** begin Entries **
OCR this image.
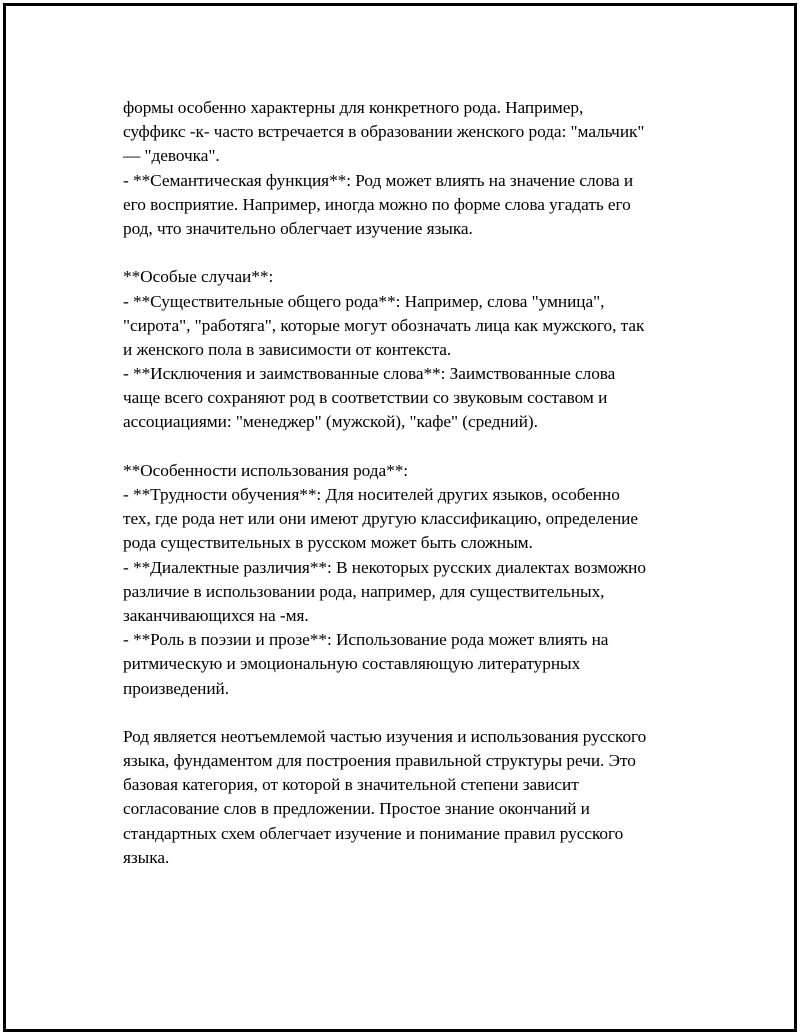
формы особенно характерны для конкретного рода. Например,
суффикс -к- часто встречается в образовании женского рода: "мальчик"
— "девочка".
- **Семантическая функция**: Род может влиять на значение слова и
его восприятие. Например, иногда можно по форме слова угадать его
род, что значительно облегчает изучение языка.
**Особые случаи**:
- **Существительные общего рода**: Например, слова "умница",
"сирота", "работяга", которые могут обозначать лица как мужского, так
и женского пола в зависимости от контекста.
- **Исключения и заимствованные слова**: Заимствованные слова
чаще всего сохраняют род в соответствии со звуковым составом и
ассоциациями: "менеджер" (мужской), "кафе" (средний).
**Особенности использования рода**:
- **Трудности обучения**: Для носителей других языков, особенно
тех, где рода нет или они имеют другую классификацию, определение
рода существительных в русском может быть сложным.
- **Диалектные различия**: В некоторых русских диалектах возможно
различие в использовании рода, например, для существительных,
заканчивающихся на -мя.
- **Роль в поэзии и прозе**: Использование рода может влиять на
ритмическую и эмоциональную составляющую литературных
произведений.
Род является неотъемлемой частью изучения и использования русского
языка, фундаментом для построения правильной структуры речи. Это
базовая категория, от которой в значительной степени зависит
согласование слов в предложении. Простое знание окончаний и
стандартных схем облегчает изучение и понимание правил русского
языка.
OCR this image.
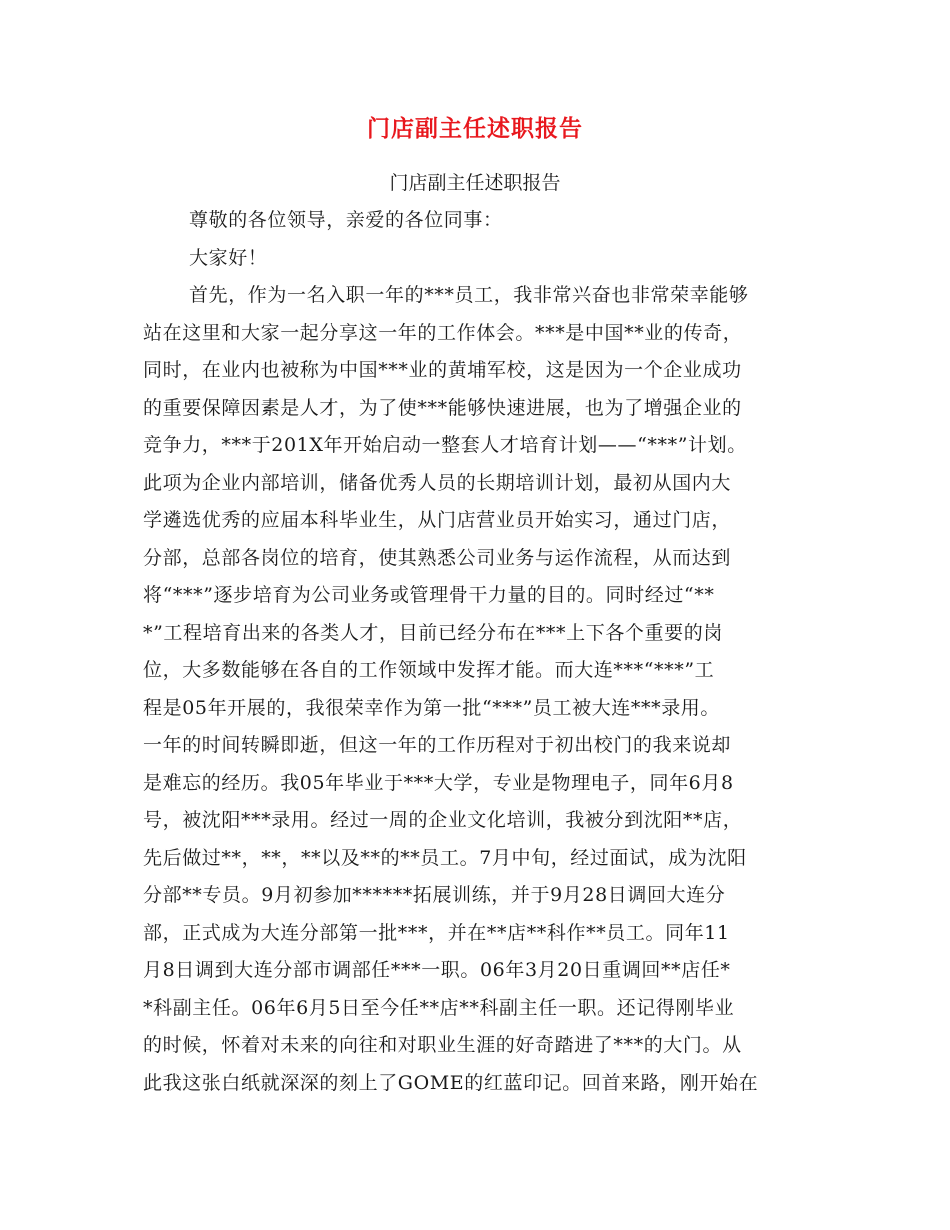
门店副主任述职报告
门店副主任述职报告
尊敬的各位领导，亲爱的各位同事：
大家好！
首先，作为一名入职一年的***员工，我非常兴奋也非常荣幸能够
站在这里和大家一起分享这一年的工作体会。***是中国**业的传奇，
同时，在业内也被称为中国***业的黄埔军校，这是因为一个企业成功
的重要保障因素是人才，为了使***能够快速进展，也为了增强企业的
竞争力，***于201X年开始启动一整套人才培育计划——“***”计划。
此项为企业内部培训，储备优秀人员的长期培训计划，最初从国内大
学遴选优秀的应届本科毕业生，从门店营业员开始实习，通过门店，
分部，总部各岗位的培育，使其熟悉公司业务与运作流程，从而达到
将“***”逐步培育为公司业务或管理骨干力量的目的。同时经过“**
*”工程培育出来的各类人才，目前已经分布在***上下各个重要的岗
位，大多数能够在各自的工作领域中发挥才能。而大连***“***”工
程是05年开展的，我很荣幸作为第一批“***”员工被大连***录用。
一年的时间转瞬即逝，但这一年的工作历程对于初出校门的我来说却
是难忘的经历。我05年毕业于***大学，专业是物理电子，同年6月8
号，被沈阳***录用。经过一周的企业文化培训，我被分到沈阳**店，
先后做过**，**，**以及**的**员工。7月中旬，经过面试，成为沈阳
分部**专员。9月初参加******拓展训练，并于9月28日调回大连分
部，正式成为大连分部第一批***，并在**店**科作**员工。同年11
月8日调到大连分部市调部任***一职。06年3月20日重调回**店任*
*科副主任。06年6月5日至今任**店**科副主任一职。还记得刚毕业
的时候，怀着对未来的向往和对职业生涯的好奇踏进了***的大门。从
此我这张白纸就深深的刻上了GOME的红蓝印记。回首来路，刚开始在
** end Entries **
** begin Entries **
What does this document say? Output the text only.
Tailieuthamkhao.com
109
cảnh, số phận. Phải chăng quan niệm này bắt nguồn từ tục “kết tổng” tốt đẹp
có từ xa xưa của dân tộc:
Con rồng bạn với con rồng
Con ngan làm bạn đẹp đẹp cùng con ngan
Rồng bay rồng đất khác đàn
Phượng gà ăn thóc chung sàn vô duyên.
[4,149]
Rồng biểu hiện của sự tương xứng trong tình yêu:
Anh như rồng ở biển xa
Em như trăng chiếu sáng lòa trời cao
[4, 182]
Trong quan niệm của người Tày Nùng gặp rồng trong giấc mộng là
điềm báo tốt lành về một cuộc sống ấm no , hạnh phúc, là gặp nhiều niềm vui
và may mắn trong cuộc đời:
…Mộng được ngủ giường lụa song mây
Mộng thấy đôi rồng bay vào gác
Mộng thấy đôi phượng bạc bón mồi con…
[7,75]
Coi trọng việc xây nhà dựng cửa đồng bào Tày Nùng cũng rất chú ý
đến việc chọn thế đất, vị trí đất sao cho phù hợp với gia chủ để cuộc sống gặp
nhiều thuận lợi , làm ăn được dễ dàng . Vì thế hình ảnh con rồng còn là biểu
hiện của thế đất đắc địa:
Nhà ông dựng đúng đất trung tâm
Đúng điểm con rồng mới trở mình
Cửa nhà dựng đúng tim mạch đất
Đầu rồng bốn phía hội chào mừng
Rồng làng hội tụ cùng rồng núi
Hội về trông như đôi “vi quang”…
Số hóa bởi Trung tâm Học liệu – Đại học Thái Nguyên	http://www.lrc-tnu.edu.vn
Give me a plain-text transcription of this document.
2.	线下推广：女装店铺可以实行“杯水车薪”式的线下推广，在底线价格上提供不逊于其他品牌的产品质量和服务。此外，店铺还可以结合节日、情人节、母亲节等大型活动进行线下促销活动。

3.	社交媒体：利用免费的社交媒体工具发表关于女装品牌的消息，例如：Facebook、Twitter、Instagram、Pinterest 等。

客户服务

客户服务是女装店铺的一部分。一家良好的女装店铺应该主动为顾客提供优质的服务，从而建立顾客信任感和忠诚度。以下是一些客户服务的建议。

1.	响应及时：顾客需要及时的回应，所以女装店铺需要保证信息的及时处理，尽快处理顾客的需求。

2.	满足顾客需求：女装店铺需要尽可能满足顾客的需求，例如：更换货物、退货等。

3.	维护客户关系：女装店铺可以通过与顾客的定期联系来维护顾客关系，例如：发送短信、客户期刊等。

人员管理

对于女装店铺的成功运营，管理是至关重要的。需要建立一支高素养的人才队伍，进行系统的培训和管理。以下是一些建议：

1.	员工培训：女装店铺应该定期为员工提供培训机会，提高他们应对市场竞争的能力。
** end Entries **
** begin Entries **
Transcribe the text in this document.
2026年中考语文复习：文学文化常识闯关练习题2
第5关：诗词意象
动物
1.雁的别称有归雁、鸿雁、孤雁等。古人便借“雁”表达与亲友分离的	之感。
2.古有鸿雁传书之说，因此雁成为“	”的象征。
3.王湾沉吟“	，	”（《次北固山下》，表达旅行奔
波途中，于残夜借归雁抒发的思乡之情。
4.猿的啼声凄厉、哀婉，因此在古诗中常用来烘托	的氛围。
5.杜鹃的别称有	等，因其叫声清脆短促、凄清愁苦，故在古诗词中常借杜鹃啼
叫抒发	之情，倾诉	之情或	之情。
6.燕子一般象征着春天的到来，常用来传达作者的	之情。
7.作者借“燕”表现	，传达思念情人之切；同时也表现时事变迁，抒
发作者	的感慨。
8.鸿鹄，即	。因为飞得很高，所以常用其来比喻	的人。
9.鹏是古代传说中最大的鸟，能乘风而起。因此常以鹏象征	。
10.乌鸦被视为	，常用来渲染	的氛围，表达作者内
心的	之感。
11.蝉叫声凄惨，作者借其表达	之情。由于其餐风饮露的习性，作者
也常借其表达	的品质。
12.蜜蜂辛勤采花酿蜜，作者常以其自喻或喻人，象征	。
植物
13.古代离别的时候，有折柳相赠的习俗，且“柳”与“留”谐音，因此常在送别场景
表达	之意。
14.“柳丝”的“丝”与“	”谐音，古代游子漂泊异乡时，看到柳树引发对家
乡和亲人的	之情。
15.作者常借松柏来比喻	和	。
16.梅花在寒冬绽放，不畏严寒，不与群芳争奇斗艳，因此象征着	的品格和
** end Entries **
* What is required: Locate the word "text" in the records and collect each line it appears in.

* Reply:
What does this document say? Output the text only.
Give me a plain-text transcription of this document.
Transcribe the text in this document.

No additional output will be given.